» **Exercise goal**
Search the entries for the word "solutions" and pull out each line that has it.

***** Input material *****

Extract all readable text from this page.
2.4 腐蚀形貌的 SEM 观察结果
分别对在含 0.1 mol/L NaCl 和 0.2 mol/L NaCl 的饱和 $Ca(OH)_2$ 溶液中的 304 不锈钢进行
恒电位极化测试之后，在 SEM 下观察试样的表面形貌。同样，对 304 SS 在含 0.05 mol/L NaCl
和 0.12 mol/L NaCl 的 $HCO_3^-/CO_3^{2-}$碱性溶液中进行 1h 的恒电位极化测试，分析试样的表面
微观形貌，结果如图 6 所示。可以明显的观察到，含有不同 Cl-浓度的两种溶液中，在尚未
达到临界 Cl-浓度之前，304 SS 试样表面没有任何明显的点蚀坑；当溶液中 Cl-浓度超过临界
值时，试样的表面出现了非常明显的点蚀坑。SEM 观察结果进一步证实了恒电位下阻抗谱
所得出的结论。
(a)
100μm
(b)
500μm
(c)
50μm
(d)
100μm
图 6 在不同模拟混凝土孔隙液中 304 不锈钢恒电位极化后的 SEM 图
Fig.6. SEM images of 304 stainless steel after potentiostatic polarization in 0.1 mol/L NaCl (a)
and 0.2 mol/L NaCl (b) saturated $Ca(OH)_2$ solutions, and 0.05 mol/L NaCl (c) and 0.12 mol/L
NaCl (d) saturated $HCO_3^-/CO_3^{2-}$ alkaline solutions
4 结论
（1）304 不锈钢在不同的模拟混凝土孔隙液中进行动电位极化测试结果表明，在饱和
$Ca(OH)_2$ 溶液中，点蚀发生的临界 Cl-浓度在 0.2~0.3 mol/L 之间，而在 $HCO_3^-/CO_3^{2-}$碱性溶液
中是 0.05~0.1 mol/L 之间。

*****

» **Response to this exercise**
and 0.2 mol/L NaCl (b) saturated $Ca(OH)_2$ solutions, and 0.05 mol/L NaCl (c) and 0.12 mol/L
NaCl (d) saturated $HCO_3^-/CO_3^{2-}$ alkaline solutions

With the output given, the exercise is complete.